----- 検討する文章 -----

各々の俳優の声にキャッチコピーを付けることになり、サンプルを聴き返しながら、コピーを考えていました。

 

それで、伊藤えりこと鳥谷宏之が共演している過去のラジオCMを改めて聴きました。

(上手いな、鳥谷)

 

(自社の所属俳優の声を聴いて、この感想は無いだろうw)

 

(伊藤さんはさすがだな。って言うか、M田さん:ラジオCMディレクター、キャスティング力、凄いなぁ)

 

って思い、思ったことは素直に伝える方なので、鳥谷にほぼそのままの感想を伝えました。

 

鳥谷「それは嬉しいお言葉をありがとうございますー。
あの日は強行スケジュールだったので、みゆきさんとたっくんのアテンドがなかったら、落ち着いて出来てないかもですね。
雪の思い出です。」

 

と返事がありました。

 

「雪の思い出」は、このラジオCM収録日にドラマ撮影が重なった日の出来事を指しています。

 

 

日々、変わる、当日にも変わってしまうドラマの撮影にラジオCM収録のオファーがあり、

 

無理だ、お断りしなければ、でも何とか両立できないものかとM田さんに相談した時の話です。

 

M田さんは事情を把握した上で協力しましょうとおっしゃってくれて、それならば両方をと

 

そして、まず、ナレーション収録を決行したのです。

----- データ抜粋 -----

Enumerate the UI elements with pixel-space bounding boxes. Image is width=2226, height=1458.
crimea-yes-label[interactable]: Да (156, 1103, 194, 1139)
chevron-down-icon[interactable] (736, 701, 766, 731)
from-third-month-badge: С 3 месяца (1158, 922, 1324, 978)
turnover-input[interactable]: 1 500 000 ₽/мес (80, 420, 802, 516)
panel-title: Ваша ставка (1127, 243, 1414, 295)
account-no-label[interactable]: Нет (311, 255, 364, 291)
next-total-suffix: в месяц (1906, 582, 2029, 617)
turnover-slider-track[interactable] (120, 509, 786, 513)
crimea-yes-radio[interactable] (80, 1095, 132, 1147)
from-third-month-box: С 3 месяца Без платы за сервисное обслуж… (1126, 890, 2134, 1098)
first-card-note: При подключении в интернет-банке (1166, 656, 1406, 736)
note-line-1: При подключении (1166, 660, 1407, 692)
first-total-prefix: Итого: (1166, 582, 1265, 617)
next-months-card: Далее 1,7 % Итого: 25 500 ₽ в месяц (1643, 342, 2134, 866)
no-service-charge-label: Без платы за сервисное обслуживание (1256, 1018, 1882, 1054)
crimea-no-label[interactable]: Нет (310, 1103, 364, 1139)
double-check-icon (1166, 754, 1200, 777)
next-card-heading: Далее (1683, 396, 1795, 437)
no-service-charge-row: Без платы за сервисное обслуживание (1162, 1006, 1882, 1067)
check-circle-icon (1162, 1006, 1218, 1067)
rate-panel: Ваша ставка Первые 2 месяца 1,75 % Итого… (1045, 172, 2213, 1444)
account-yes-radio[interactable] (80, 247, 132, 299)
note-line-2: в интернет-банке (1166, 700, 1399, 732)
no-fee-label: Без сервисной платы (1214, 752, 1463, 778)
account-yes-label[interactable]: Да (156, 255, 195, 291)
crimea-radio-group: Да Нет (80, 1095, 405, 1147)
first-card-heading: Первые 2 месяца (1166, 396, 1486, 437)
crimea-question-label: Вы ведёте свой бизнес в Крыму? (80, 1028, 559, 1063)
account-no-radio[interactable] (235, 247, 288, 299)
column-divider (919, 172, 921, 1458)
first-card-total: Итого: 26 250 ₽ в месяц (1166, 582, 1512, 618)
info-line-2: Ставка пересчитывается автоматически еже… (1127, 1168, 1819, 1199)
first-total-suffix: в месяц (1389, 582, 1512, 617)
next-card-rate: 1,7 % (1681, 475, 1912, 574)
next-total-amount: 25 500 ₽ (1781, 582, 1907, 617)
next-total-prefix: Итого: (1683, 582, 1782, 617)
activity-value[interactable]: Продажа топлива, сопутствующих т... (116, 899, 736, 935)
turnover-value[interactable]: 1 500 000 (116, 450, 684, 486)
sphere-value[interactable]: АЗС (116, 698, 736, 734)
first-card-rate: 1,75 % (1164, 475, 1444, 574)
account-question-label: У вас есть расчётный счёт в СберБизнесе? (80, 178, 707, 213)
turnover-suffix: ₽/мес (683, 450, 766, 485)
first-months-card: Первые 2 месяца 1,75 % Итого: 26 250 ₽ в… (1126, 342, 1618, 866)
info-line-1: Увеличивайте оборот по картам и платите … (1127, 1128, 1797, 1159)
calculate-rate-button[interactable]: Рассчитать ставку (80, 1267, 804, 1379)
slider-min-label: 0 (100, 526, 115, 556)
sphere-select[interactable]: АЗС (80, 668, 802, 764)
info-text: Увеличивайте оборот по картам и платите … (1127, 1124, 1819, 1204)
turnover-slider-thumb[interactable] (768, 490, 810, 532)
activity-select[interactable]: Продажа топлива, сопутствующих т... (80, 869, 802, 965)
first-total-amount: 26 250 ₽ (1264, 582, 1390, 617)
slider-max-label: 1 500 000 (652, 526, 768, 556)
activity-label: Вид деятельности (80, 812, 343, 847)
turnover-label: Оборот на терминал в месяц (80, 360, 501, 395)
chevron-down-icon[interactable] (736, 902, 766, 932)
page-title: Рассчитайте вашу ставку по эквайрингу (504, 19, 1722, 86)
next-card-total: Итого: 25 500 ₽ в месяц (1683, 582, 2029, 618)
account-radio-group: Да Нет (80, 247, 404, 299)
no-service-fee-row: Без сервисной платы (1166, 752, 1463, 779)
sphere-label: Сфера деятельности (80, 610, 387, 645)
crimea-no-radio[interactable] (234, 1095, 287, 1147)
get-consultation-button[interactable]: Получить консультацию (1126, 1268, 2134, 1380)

-----

→ **資料の探究**
1. ラジオCM収録の文章で、鳥谷の返事にある「雪の思い出」は何の出来事を指しているか。
2. ラジオCM収録の文章の続きを、最後の文の後から書いてください。

→ **解答一覧**
1. ラジオCM収録日にドラマ撮影が重なった日の出来事。

2.
 

 

ところが、その日、収録が始まる前から雪が降りだしていて、ドンドンひどくなって交通事情が怪しいことに!

 

そこでドラマに送り届けるために私がスタジオで鳥谷を次の現場までアテンドして、ドラマの現場にはマネージャーTを待機させフォローすることにしました。

 

 

収録終了の目星がついたので、私は先に録音スタジオを出てタクシーを待機させ、

収録を無事終えた鳥谷をタクシーに同乗させて、

ドラマ収録のスタジオに向かいました。

 

雪は激しさを増していました。

 

 

道が少し渋滞し始めたので私はわざとタクシーから次の現場で待機しているマネージャーTに電話をかけます。

 

私「雪、めっちゃ降ってるよ。信じられへん。狙われてるみたいやw

ホンマ、笑いごとちゃうでw。

 

どれくらいで着くかなぁ。道が混みだしてて。。。でも運転手さんが無理のない範囲で、ギリギリ頑張ってくれてはるから、

大丈夫だと思うよ」

 

運転手さん、うんうんと頷いてくれました。

鳥谷は台本に集中しています。

 

そして、約束の時間ぎりぎり、ドラマの現場、すぐ近くにタクシーを停めてもらいました。

私「ここからは歩いた方が早いわ。」

 

急いでいるのに、雪の中、鳥谷は深々とお辞儀するので

私は2度3度向こうに鳥谷を手の甲で追い払うようにしながら

「ええから、もう行って!気をつけて。間に合ってるから。気にしなくていいから。慌てると雪で滑るよ!!」

と送り出しました。

 

料金を払いながら、マネージャーTに電話をして

私「今、〇〇駅前で降ろした。大丈夫と思うねんけど、慌ただしかったから、落ち着いてると思うねんけど。。。あとは頼むね!」

 

そして運転手さんに「助かりました」とお礼を言って、次の仕事へ向かったのです。

 

絵本「ミッシングピース」はせっかく見つけたピッタリのピースを

コロコロと転がり続けて、「上手く行く」だけでは面白くないと、外してしまいます。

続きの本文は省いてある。